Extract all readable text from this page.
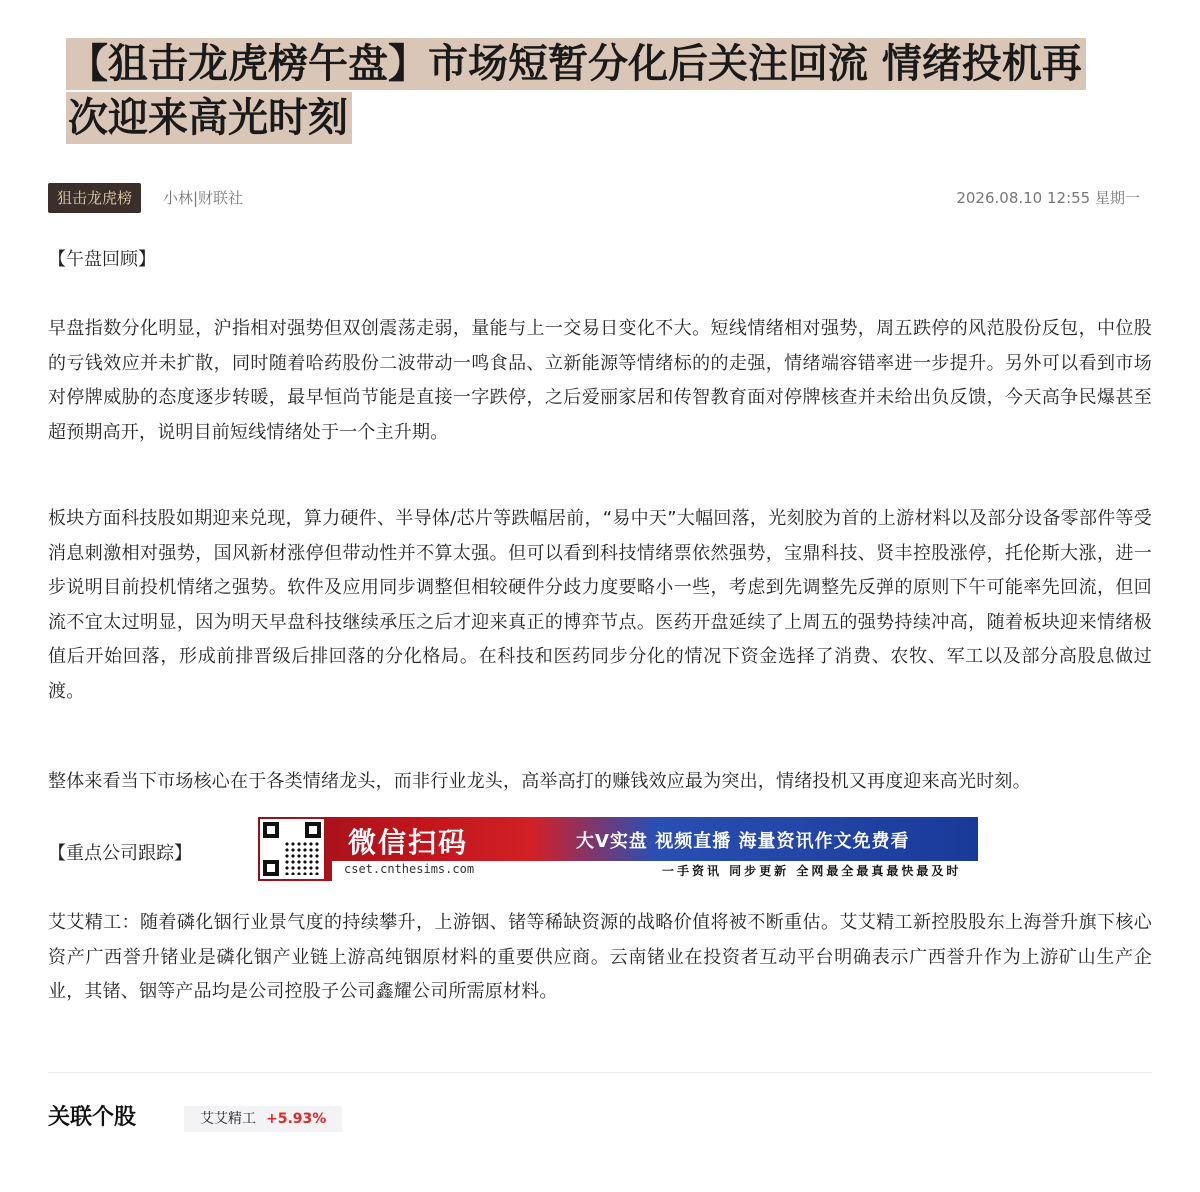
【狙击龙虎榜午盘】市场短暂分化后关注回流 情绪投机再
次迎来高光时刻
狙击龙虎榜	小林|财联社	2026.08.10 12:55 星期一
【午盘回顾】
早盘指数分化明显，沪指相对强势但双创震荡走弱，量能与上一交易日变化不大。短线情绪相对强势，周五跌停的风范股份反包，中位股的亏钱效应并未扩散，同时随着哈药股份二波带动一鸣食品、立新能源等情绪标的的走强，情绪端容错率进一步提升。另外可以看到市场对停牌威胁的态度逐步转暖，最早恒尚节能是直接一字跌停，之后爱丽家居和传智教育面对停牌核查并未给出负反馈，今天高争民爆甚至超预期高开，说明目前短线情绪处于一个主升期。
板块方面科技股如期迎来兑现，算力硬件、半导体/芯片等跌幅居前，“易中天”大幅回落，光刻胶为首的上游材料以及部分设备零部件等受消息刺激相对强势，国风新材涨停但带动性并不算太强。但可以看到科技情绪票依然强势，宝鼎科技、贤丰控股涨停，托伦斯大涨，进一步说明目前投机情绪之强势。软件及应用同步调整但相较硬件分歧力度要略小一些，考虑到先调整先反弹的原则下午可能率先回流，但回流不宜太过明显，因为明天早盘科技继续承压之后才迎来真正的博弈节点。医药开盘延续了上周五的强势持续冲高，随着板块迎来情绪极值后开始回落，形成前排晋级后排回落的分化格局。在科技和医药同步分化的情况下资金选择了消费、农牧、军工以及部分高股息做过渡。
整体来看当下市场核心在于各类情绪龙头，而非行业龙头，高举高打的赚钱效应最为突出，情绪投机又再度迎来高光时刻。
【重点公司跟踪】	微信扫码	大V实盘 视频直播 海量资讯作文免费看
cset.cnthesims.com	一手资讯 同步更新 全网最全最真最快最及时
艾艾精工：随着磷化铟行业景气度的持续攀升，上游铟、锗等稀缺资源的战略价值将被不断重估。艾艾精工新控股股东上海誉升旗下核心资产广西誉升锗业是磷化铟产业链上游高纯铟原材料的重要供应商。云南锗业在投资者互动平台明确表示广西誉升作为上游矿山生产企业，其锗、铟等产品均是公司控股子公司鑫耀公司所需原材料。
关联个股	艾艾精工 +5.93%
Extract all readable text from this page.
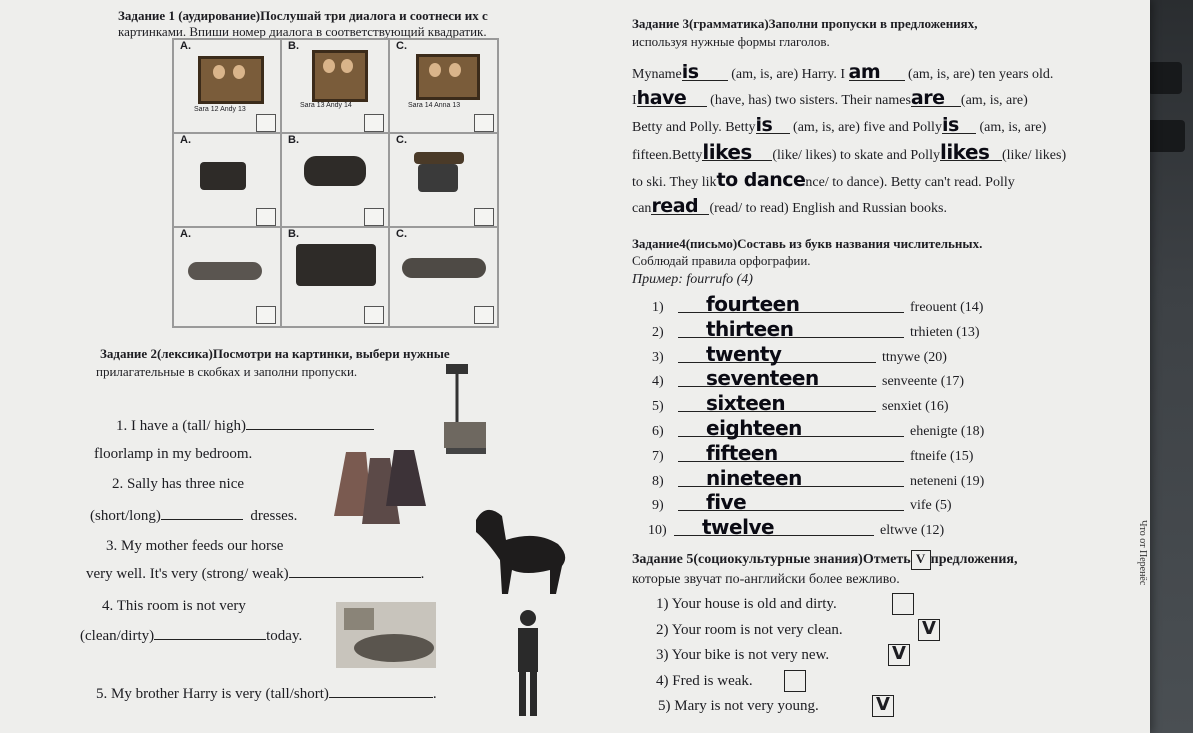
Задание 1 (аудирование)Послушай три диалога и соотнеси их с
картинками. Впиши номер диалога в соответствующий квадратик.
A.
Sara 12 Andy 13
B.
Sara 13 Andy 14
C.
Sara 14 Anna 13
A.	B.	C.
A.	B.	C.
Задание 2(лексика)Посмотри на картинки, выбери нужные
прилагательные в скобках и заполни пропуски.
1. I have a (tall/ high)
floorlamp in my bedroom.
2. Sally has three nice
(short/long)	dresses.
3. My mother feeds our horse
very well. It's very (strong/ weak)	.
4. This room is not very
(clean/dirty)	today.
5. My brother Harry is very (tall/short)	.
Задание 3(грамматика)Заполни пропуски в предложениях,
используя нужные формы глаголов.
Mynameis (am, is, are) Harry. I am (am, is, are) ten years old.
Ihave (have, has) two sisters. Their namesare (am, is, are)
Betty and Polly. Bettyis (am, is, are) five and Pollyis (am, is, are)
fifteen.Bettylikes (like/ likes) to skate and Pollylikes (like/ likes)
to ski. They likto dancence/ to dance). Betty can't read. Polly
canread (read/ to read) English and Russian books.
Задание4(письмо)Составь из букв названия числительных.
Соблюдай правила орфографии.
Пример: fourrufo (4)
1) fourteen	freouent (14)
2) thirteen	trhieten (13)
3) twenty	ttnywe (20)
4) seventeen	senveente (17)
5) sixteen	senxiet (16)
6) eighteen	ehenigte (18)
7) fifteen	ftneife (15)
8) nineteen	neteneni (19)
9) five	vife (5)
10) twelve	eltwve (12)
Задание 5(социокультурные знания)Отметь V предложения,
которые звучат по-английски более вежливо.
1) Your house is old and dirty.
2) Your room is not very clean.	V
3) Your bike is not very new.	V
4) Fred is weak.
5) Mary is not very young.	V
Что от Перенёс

**WORK REQUIRED:**
Copy out every line of the data that includes the word "Your".

**THE RESULT:**
1) Your house is old and dirty.
2) Your room is not very clean.	V
3) Your bike is not very new.	V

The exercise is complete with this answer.